Go through the listing and copy every line word for word.

────────

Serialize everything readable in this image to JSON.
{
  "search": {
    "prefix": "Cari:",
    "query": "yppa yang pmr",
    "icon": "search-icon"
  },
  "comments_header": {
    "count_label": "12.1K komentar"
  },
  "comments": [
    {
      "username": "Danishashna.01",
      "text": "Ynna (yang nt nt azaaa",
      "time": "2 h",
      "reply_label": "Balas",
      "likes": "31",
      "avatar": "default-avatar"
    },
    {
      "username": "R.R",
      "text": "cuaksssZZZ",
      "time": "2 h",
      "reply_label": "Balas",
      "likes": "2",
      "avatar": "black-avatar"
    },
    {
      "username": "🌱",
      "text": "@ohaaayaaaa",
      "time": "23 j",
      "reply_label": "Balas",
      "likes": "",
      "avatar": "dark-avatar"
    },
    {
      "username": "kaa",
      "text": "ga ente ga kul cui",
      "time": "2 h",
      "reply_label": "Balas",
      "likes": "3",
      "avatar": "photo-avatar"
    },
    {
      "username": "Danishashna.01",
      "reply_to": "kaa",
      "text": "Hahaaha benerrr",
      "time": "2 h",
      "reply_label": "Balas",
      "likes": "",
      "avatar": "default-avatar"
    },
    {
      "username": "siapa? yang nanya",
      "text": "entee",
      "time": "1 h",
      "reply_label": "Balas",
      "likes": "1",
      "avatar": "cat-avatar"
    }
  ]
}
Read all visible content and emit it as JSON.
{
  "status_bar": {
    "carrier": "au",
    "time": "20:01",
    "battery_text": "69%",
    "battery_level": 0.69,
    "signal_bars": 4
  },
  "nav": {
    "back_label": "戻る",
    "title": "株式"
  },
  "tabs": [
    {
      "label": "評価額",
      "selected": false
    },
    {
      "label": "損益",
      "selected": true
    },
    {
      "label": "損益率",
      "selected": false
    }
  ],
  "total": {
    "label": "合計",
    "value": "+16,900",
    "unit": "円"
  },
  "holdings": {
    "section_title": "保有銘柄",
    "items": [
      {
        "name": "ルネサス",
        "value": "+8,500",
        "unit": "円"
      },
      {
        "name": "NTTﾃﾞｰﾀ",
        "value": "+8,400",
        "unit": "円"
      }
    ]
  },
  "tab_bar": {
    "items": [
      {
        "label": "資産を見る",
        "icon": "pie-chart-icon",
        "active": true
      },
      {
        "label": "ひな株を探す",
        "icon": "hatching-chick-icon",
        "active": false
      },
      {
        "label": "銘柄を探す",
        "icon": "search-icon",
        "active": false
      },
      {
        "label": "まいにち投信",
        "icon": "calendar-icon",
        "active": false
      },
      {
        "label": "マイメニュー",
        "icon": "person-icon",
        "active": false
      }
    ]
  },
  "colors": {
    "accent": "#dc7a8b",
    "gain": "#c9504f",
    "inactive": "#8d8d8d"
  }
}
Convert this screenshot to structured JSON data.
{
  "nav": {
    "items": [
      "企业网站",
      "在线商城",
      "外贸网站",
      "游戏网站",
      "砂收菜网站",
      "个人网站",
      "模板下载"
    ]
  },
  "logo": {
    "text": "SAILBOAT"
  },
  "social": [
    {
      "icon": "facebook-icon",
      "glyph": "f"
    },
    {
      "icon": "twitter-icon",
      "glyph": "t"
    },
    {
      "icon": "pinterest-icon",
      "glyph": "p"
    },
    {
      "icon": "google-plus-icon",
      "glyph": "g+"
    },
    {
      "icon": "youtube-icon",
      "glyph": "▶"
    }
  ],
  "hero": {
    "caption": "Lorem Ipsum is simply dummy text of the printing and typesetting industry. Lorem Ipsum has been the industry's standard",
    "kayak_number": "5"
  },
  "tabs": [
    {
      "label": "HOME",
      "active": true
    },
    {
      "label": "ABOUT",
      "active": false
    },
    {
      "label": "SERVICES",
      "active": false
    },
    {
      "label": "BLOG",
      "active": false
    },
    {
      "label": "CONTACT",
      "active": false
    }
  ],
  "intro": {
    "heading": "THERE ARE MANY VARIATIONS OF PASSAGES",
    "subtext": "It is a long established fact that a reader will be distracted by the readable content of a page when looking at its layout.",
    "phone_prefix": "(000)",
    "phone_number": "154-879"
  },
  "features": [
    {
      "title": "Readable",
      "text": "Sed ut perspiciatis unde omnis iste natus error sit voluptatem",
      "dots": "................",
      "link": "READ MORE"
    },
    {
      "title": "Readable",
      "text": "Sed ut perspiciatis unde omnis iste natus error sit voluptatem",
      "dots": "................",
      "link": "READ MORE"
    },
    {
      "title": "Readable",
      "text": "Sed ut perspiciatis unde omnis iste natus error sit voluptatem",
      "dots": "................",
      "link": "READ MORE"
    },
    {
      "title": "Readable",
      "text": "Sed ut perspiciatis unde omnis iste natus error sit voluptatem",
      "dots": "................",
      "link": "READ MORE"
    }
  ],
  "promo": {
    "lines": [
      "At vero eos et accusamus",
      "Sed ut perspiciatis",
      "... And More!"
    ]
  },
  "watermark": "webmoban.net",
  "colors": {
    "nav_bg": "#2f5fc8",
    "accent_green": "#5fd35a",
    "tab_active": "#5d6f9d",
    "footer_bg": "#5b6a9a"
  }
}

────────

** Exercise solution **
Serialize everything readable in this image to JSON.
{
  "search": {
    "prefix": "Cari:",
    "query": "yppa yang pmr",
    "icon": "search-icon"
  },
  "comments_header": {
    "count_label": "12.1K komentar"
  },
  "comments": [
    {
      "username": "Danishashna.01",
      "text": "Ynna (yang nt nt azaaa",
      "time": "2 h",
      "reply_label": "Balas",
      "likes": "31",
      "avatar": "default-avatar"
    },
    {
      "username": "R.R",
      "text": "cuaksssZZZ",
      "time": "2 h",
      "reply_label": "Balas",
      "likes": "2",
      "avatar": "black-avatar"
    },
    {
      "username": "🌱",
      "text": "@ohaaayaaaa",
      "time": "23 j",
      "reply_label": "Balas",
      "likes": "",
      "avatar": "dark-avatar"
    },
    {
      "username": "kaa",
      "text": "ga ente ga kul cui",
      "time": "2 h",
      "reply_label": "Balas",
      "likes": "3",
      "avatar": "photo-avatar"
    },
    {
      "username": "Danishashna.01",
      "reply_to": "kaa",
      "text": "Hahaaha benerrr",
      "time": "2 h",
      "reply_label": "Balas",
      "likes": "",
      "avatar": "default-avatar"
    },
    {
      "username": "siapa? yang nanya",
      "text": "entee",
      "time": "1 h",
      "reply_label": "Balas",
      "likes": "1",
      "avatar": "cat-avatar"
    }
  ]
}
Read all visible content and emit it as JSON.
{
  "status_bar": {
    "carrier": "au",
    "time": "20:01",
    "battery_text": "69%",
    "battery_level": 0.69,
    "signal_bars": 4
  },
  "nav": {
    "back_label": "戻る",
    "title": "株式"
  },
  "tabs": [
    {
      "label": "評価額",
      "selected": false
    },
    {
      "label": "損益",
      "selected": true
    },
    {
      "label": "損益率",
      "selected": false
    }
  ],
  "total": {
    "label": "合計",
    "value": "+16,900",
    "unit": "円"
  },
  "holdings": {
    "section_title": "保有銘柄",
    "items": [
      {
        "name": "ルネサス",
        "value": "+8,500",
        "unit": "円"
      },
      {
        "name": "NTTﾃﾞｰﾀ",
        "value": "+8,400",
        "unit": "円"
      }
    ]
  },
  "tab_bar": {
    "items": [
      {
        "label": "資産を見る",
        "icon": "pie-chart-icon",
        "active": true
      },
      {
        "label": "ひな株を探す",
        "icon": "hatching-chick-icon",
        "active": false
      },
      {
        "label": "銘柄を探す",
        "icon": "search-icon",
        "active": false
      },
      {
        "label": "まいにち投信",
        "icon": "calendar-icon",
        "active": false
      },
      {
        "label": "マイメニュー",
        "icon": "person-icon",
        "active": false
      }
    ]
  },
  "colors": {
    "accent": "#dc7a8b",
    "gain": "#c9504f",
    "inactive": "#8d8d8d"
  }
}
Convert this screenshot to structured JSON data.
{
  "nav": {
    "items": [
      "企业网站",
      "在线商城",
      "外贸网站",
      "游戏网站",
      "砂收菜网站",
      "个人网站",
      "模板下载"
    ]
  },
  "logo": {
    "text": "SAILBOAT"
  },
  "social": [
    {
      "icon": "facebook-icon",
      "glyph": "f"
    },
    {
      "icon": "twitter-icon",
      "glyph": "t"
    },
    {
      "icon": "pinterest-icon",
      "glyph": "p"
    },
    {
      "icon": "google-plus-icon",
      "glyph": "g+"
    },
    {
      "icon": "youtube-icon",
      "glyph": "▶"
    }
  ],
  "hero": {
    "caption": "Lorem Ipsum is simply dummy text of the printing and typesetting industry. Lorem Ipsum has been the industry's standard",
    "kayak_number": "5"
  },
  "tabs": [
    {
      "label": "HOME",
      "active": true
    },
    {
      "label": "ABOUT",
      "active": false
    },
    {
      "label": "SERVICES",
      "active": false
    },
    {
      "label": "BLOG",
      "active": false
    },
    {
      "label": "CONTACT",
      "active": false
    }
  ],
  "intro": {
    "heading": "THERE ARE MANY VARIATIONS OF PASSAGES",
    "subtext": "It is a long established fact that a reader will be distracted by the readable content of a page when looking at its layout.",
    "phone_prefix": "(000)",
    "phone_number": "154-879"
  },
  "features": [
    {
      "title": "Readable",
      "text": "Sed ut perspiciatis unde omnis iste natus error sit voluptatem",
      "dots": "................",
      "link": "READ MORE"
    },
    {
      "title": "Readable",
      "text": "Sed ut perspiciatis unde omnis iste natus error sit voluptatem",
      "dots": "................",
      "link": "READ MORE"
    },
    {
      "title": "Readable",
      "text": "Sed ut perspiciatis unde omnis iste natus error sit voluptatem",
      "dots": "................",
      "link": "READ MORE"
    },
    {
      "title": "Readable",
      "text": "Sed ut perspiciatis unde omnis iste natus error sit voluptatem",
      "dots": "................",
      "link": "READ MORE"
    }
  ],
  "promo": {
    "lines": [
      "At vero eos et accusamus",
      "Sed ut perspiciatis",
      "... And More!"
    ]
  },
  "watermark": "webmoban.net",
  "colors": {
    "nav_bg": "#2f5fc8",
    "accent_green": "#5fd35a",
    "tab_active": "#5d6f9d",
    "footer_bg": "#5b6a9a"
  }
}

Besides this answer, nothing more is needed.